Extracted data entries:
## start
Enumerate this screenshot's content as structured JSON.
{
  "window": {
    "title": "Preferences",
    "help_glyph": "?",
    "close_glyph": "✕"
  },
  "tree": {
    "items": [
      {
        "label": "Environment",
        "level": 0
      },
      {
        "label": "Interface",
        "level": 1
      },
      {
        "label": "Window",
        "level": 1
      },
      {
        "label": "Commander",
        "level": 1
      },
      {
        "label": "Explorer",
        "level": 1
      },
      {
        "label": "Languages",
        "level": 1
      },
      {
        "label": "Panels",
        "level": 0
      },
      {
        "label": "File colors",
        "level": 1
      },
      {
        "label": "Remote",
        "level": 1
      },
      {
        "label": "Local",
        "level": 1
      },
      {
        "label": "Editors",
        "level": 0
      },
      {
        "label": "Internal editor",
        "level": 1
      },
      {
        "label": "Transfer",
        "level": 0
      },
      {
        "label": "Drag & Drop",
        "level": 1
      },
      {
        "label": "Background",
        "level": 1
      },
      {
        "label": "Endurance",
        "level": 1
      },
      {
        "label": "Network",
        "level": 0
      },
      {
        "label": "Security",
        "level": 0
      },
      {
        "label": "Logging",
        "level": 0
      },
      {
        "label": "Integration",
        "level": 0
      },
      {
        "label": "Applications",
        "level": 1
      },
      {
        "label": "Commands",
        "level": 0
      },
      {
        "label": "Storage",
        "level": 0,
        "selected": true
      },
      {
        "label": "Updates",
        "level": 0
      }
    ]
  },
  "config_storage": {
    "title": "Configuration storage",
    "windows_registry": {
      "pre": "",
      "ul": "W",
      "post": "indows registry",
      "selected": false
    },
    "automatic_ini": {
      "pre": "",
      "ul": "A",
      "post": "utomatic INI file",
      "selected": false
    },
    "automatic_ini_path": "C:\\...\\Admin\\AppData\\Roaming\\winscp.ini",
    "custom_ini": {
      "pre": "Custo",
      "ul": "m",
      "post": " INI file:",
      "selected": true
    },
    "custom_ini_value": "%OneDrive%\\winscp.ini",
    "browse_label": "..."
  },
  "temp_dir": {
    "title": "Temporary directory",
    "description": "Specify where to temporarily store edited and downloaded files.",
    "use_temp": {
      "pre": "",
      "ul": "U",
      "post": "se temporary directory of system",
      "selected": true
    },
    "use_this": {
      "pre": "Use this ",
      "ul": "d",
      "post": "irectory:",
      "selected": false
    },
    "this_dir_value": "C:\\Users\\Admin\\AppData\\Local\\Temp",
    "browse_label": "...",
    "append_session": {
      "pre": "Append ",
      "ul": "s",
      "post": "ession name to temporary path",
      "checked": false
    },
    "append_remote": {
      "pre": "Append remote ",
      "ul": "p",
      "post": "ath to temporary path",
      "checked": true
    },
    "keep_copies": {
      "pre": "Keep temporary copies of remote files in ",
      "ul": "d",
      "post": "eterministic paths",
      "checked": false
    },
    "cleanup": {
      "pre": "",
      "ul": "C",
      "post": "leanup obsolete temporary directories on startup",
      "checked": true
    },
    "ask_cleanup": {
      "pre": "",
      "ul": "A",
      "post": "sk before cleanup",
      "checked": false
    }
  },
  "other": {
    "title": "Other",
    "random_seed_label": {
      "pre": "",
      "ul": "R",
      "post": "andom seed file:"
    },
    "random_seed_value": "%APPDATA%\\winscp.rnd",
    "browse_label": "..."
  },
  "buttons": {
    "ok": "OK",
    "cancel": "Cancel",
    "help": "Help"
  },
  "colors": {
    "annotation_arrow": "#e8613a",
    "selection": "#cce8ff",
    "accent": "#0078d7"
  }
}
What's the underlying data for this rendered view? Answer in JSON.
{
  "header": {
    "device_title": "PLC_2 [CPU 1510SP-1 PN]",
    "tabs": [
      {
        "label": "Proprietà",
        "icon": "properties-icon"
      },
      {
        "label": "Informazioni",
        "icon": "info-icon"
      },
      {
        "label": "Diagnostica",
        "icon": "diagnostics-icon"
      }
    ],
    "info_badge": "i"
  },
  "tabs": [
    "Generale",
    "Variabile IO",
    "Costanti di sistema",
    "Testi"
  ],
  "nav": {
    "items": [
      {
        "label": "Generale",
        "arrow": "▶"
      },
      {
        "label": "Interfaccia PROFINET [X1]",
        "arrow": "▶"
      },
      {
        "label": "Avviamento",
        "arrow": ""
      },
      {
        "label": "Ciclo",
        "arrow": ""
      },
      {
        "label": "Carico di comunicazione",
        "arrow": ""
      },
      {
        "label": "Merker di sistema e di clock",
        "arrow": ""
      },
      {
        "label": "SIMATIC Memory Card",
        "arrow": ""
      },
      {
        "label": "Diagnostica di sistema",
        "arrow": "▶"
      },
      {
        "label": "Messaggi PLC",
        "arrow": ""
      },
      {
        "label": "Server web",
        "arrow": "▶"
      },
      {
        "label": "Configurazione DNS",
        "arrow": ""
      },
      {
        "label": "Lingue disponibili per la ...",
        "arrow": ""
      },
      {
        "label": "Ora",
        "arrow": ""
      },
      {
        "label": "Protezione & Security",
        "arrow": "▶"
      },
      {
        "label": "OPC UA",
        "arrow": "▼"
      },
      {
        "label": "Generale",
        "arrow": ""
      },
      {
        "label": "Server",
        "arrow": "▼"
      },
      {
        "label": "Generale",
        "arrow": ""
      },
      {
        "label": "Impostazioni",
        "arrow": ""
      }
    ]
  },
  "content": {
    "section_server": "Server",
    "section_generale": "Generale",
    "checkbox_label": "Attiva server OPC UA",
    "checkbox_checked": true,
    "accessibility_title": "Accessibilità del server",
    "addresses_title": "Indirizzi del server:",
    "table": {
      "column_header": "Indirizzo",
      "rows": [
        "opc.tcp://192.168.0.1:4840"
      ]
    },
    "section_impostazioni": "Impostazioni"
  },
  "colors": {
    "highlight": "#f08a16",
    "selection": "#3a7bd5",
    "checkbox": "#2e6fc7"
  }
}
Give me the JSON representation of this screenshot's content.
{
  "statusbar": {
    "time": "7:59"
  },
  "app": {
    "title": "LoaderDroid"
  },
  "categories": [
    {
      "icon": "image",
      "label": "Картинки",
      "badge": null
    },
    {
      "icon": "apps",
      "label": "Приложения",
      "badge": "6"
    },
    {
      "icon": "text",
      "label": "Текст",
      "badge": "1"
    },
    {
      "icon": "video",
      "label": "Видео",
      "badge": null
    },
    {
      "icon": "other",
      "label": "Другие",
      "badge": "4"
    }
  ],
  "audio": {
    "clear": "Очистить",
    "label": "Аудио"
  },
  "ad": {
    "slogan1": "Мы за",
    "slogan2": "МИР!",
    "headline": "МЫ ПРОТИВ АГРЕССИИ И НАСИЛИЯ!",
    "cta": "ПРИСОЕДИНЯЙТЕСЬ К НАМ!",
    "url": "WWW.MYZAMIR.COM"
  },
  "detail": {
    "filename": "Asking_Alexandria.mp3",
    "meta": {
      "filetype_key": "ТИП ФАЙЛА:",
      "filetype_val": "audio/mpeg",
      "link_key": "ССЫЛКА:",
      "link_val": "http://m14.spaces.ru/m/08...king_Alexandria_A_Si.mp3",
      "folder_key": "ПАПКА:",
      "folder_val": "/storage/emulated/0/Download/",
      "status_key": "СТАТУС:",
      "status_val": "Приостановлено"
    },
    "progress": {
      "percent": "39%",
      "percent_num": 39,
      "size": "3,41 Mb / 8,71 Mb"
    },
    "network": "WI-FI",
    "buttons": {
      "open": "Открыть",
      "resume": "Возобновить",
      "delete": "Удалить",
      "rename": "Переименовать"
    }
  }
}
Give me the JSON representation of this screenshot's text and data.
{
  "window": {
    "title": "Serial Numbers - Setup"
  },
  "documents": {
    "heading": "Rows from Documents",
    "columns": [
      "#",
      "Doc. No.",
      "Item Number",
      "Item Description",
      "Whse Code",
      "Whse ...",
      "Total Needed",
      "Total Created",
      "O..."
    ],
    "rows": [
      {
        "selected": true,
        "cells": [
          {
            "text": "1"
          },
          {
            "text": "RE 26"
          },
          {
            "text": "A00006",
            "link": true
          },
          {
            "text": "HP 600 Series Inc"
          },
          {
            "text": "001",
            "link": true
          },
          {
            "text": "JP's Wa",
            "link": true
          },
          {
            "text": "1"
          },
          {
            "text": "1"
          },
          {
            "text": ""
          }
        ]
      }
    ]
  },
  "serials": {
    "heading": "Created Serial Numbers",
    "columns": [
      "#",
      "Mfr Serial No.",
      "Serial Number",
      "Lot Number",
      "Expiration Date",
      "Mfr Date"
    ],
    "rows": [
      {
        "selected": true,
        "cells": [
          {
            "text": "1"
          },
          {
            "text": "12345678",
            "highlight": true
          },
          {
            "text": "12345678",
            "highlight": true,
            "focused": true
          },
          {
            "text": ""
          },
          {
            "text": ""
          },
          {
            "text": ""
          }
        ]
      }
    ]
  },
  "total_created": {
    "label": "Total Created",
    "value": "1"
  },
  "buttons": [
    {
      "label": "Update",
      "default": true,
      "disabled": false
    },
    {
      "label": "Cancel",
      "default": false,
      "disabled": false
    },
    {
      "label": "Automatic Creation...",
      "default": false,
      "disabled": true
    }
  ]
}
## end
- Description of the task -
In the entries above, identify every line with the word "files". Copy those lines.

- Output of the task -
    "description": "Specify where to temporarily store edited and downloaded files.",
      "pre": "Keep temporary copies of remote files in ",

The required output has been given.